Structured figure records
════

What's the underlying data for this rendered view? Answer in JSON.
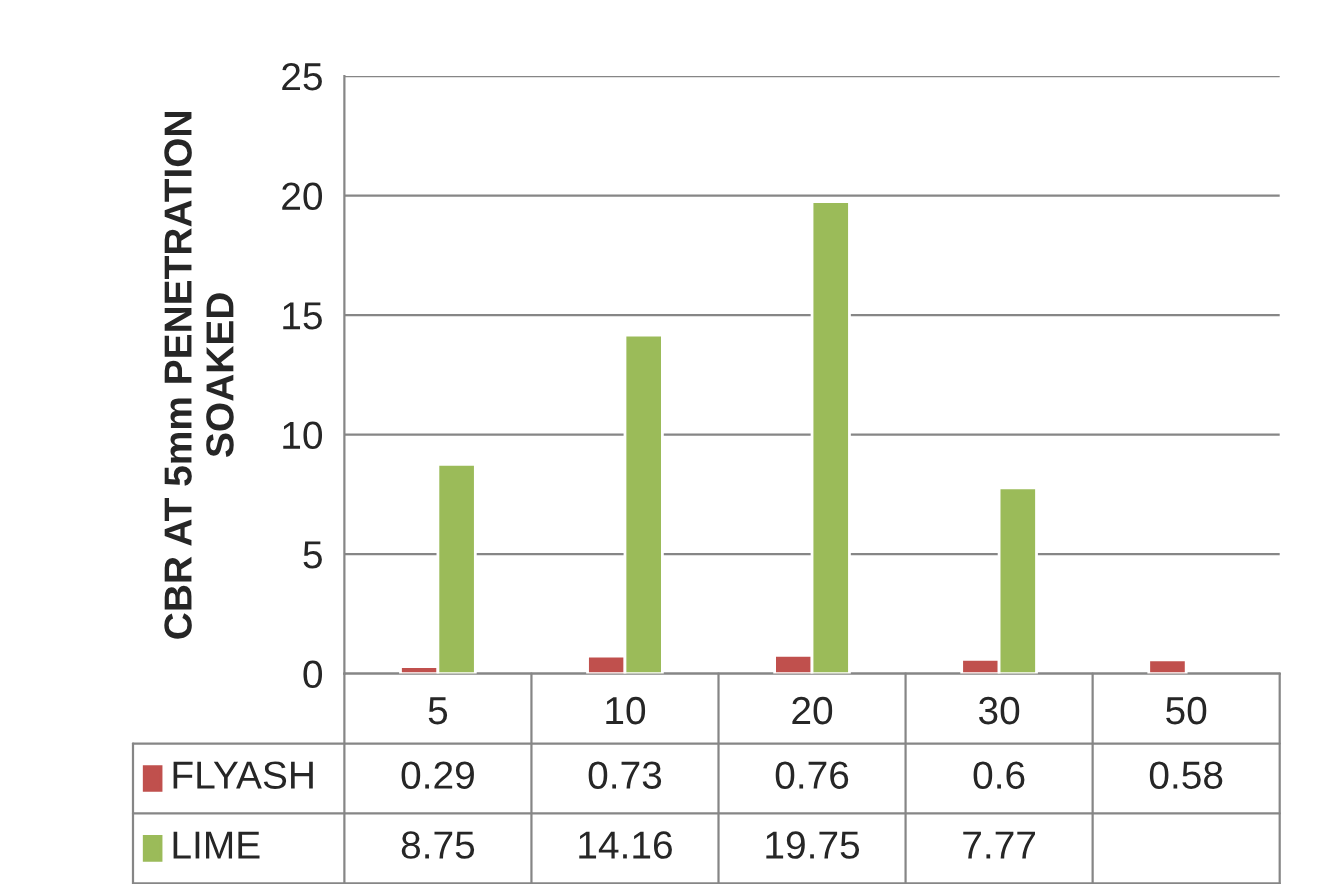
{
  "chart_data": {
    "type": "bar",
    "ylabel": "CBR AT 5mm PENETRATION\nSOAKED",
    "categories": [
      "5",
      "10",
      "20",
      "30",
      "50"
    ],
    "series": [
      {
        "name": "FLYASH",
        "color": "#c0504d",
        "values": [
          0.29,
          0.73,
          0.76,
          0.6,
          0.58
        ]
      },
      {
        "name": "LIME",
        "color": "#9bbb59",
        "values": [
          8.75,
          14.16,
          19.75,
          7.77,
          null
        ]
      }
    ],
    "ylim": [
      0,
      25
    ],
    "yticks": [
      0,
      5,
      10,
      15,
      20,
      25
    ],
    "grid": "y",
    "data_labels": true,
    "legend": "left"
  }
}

════

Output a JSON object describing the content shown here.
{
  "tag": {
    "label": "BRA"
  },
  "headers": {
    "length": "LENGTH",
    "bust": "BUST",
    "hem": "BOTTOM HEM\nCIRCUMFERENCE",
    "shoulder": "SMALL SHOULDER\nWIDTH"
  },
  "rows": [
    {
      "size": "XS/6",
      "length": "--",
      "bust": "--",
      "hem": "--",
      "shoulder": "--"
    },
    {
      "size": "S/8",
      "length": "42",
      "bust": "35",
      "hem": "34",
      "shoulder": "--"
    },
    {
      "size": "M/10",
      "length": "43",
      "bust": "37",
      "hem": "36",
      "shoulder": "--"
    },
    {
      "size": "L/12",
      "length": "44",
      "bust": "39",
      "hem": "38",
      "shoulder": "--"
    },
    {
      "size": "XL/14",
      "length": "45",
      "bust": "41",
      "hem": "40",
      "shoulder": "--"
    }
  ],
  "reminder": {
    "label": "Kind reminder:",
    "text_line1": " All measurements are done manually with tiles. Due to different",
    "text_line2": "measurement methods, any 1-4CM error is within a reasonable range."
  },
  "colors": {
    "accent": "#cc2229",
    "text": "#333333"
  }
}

════

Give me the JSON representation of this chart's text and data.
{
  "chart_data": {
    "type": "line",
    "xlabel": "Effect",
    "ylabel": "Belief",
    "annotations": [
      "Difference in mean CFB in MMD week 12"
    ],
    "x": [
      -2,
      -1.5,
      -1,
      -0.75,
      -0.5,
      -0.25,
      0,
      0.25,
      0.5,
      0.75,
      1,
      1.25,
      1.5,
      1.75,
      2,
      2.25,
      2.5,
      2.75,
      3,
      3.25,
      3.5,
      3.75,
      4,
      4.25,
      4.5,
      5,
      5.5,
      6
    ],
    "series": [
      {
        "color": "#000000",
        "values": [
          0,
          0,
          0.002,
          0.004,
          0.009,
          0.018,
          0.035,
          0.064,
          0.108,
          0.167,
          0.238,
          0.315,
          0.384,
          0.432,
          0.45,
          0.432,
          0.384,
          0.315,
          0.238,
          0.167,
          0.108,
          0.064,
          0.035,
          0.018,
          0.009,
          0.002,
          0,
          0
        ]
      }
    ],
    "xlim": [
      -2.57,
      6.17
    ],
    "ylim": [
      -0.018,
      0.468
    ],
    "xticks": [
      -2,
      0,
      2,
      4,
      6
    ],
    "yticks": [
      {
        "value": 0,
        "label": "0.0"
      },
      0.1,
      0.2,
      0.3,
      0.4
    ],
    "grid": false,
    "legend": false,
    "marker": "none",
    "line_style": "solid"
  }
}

════

Report each line of the material above where the word "ylabel" appears.

    "ylabel": "CBR AT 5mm PENETRATION\nSOAKED",
    "ylabel": "Belief",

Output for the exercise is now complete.